Toward evening I retire to the yard and sit beside a fire. The fire brightens as the sky darkens. Crickets and cicadas trade rhythms. Beside them ride the sonic traces of cars along the nearby autobahn. From the sky above comes and goes the sound of a helicopter. Sarah and I burn dry branches of rosemary. As night falls, I pull my chair closer to the fire and admire its warmth. The heat relaxes me. Afterwards I sit beside Frankie as she plays at her music table in the living room, awake a bit past her bedtime.
There is much to do: course preparation, childcare, cooking, housekeep. And all the while, we’re learning — trying to, here and there. Trying to do so lovingly. Growing with that which is growing all around us. A potter’s wasp builds two nests, each one a tiny architectural marvel, on the side of a wood post, part of the railing on my front porch. The nests look like little round adobes fashioned of mud and clay.
As parents, we become, undergo metamorphosis, transform into the worlds of our children. Through our actions, we model better natures, better worlds. Hopes manifest, consciousness redoubles upon species-being — and upon waking, sees before its very eyes a better state. We change by projecting upon the mind’s eye dreams other than those programmed into us by History.

## EXERCISES TO COMPLETE
• 1. In the passage about an evening by the fire, what do Sarah and the writer burn?
• 2. Resume the passage about the evening fire and parenthood after its final sentence, keeping its voice.

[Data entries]
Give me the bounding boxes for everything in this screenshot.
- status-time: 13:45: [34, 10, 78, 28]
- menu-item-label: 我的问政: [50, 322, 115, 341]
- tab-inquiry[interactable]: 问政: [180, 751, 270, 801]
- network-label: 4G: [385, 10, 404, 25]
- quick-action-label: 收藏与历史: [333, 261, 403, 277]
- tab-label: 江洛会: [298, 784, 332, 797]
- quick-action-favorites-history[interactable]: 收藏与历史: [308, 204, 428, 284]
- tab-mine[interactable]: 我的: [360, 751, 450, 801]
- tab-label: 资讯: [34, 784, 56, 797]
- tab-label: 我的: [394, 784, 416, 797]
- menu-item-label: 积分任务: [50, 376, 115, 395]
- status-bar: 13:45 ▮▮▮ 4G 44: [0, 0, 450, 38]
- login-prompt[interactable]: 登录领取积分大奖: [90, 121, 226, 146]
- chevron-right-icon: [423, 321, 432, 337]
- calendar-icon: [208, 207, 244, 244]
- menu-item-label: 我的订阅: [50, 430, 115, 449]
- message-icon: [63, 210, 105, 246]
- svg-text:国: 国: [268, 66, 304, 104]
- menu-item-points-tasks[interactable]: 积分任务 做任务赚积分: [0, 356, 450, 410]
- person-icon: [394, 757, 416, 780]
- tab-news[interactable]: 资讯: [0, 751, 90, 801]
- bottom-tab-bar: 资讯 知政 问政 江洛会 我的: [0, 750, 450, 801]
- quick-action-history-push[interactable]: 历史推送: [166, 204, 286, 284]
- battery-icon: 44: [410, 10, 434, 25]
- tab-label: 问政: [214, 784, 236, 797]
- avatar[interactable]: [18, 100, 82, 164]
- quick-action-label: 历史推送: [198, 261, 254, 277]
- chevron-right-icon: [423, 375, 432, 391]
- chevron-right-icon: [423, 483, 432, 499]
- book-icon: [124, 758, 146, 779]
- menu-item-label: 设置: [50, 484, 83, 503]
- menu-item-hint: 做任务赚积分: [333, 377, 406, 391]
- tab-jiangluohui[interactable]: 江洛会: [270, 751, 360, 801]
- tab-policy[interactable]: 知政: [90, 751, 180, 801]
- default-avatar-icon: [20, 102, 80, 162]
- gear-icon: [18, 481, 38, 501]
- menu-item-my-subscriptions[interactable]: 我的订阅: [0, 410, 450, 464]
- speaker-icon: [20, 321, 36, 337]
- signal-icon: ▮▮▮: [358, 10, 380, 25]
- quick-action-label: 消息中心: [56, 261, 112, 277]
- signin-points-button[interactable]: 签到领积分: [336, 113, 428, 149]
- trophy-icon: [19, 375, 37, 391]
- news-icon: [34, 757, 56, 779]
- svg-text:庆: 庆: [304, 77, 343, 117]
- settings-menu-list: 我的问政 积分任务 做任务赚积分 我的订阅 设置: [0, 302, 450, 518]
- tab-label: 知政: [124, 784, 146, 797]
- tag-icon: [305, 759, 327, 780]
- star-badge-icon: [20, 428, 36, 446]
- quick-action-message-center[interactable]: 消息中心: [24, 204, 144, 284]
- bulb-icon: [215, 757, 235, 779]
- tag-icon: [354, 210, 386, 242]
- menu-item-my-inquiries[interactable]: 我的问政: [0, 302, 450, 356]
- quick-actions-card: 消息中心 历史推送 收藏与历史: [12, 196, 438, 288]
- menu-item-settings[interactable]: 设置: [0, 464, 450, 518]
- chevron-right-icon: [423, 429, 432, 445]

## EXERCISE ANSWERS
• 1. They burn dry branches of rosemary.

• 2.
I haven’t been much of a late-night DJ lately, speaking out across the airwaves, broadcasting via trance-script. Sarah and I have been hard at work. Time to relax, clink glasses, admire a mason jar filled with roses and azaleas picked from our garden. But work calls and the baby calls, placing demands upon our time. A student shares with me Allen Ginsberg’s plea to the Hell’s Angels, a piece the poet read at San Jose State College, asking the Angels not to violently disrupt a peace protest. Why did the Angels refuse Ginsberg’s plea? Was there a flaw in the poet’s telling of the difference between poetry and rhetoric? It’s the same difference Audre Lorde struggles to master in her poem “Power.” How does one ease the Other’s fears so as to prevent further violence? Gene Youngblood says leave the culture without leaving the country. Secede from the broadcast. Build the worlds that will be the destinations and destinies of those who walk away. Use these worlds for meditation and transform oneself. “You’re either leaving,” Gene notes, “or you’re not.” Invite alterity into one’s media universe. Gene calls the current era “The Build,” as we detach from the corporate-state broadcast into that which comes next.
Sarah has had to hold the baby for much of the past few days as I work on the floors of the new house, preparing it for our move — and we’re isolated from our families due to the lockdown. Both of us find each other reunited each evening, busy boxing and bubble-wrapping items, though also finding moments of rest, relaxation, comfort, moments of peace and quiet, amid days filled otherwise. The physicality of each day appeals to me even as it pains me. The move is happening, though, and all is well.